(Stored entries)
● ● ● ●

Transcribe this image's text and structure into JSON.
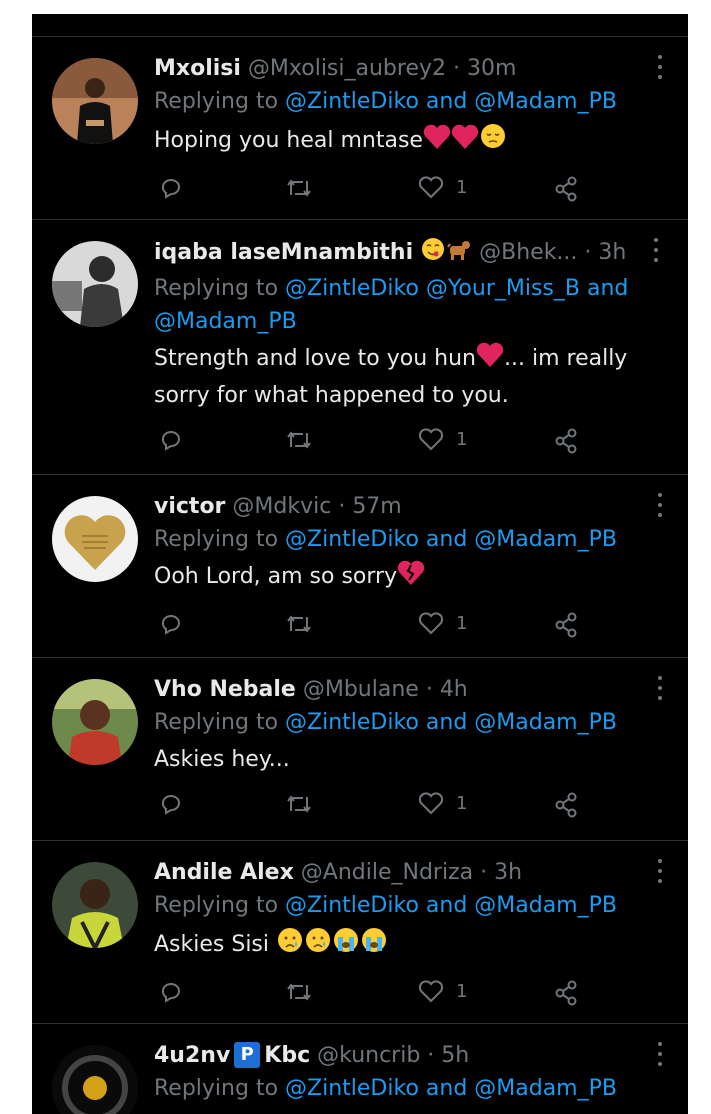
{
  "tweets": [
    {
      "name": "Mxolisi",
      "handle": "@Mxolisi_aubrey2",
      "time": "30m",
      "replying_prefix": "Replying to ",
      "replying_mentions": "@ZintleDiko and @Madam_PB",
      "text": "Hoping you heal mntase",
      "likes": "1"
    },
    {
      "name": "iqaba laseMnambithi",
      "handle": "@Bhek...",
      "time": "3h",
      "replying_prefix": "Replying to ",
      "replying_line1": "@ZintleDiko @Your_Miss_B and",
      "replying_line2": "@Madam_PB",
      "text_a": "Strength and love to you hun",
      "text_b": "... im really sorry for what happened to you.",
      "likes": "1"
    },
    {
      "name": "victor",
      "handle": "@Mdkvic",
      "time": "57m",
      "replying_prefix": "Replying to ",
      "replying_mentions": "@ZintleDiko and @Madam_PB",
      "text": "Ooh Lord, am so sorry",
      "likes": "1"
    },
    {
      "name": "Vho Nebale",
      "handle": "@Mbulane",
      "time": "4h",
      "replying_prefix": "Replying to ",
      "replying_mentions": "@ZintleDiko and @Madam_PB",
      "text": "Askies hey...",
      "likes": "1"
    },
    {
      "name": "Andile Alex",
      "handle": "@Andile_Ndriza",
      "time": "3h",
      "replying_prefix": "Replying to ",
      "replying_mentions": "@ZintleDiko and @Madam_PB",
      "text": "Askies Sisi",
      "likes": "1"
    },
    {
      "name_a": "4u2nv",
      "name_badge": "P",
      "name_b": "Kbc",
      "handle": "@kuncrib",
      "time": "5h",
      "replying_prefix": "Replying to ",
      "replying_mentions": "@ZintleDiko and @Madam_PB"
    }
  ],
  "separator": " · ",
  "colors": {
    "background": "#000000",
    "text": "#e7e9ea",
    "secondary": "#71767b",
    "link": "#1d9bf0",
    "divider": "#2f3336"
  },
  "icons": [
    "reply-icon",
    "retweet-icon",
    "like-icon",
    "share-icon",
    "more-icon"
  ]
}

● ● ● ●

== What to produce ==
Write the listing above out again exactly, dropping each image.

== The answer ==
Transcribe this image's text and structure into JSON.
{
  "tweets": [
    {
      "name": "Mxolisi",
      "handle": "@Mxolisi_aubrey2",
      "time": "30m",
      "replying_prefix": "Replying to ",
      "replying_mentions": "@ZintleDiko and @Madam_PB",
      "text": "Hoping you heal mntase",
      "likes": "1"
    },
    {
      "name": "iqaba laseMnambithi",
      "handle": "@Bhek...",
      "time": "3h",
      "replying_prefix": "Replying to ",
      "replying_line1": "@ZintleDiko @Your_Miss_B and",
      "replying_line2": "@Madam_PB",
      "text_a": "Strength and love to you hun",
      "text_b": "... im really sorry for what happened to you.",
      "likes": "1"
    },
    {
      "name": "victor",
      "handle": "@Mdkvic",
      "time": "57m",
      "replying_prefix": "Replying to ",
      "replying_mentions": "@ZintleDiko and @Madam_PB",
      "text": "Ooh Lord, am so sorry",
      "likes": "1"
    },
    {
      "name": "Vho Nebale",
      "handle": "@Mbulane",
      "time": "4h",
      "replying_prefix": "Replying to ",
      "replying_mentions": "@ZintleDiko and @Madam_PB",
      "text": "Askies hey...",
      "likes": "1"
    },
    {
      "name": "Andile Alex",
      "handle": "@Andile_Ndriza",
      "time": "3h",
      "replying_prefix": "Replying to ",
      "replying_mentions": "@ZintleDiko and @Madam_PB",
      "text": "Askies Sisi",
      "likes": "1"
    },
    {
      "name_a": "4u2nv",
      "name_badge": "P",
      "name_b": "Kbc",
      "handle": "@kuncrib",
      "time": "5h",
      "replying_prefix": "Replying to ",
      "replying_mentions": "@ZintleDiko and @Madam_PB"
    }
  ],
  "separator": " · ",
  "colors": {
    "background": "#000000",
    "text": "#e7e9ea",
    "secondary": "#71767b",
    "link": "#1d9bf0",
    "divider": "#2f3336"
  },
  "icons": [
    "reply-icon",
    "retweet-icon",
    "like-icon",
    "share-icon",
    "more-icon"
  ]
}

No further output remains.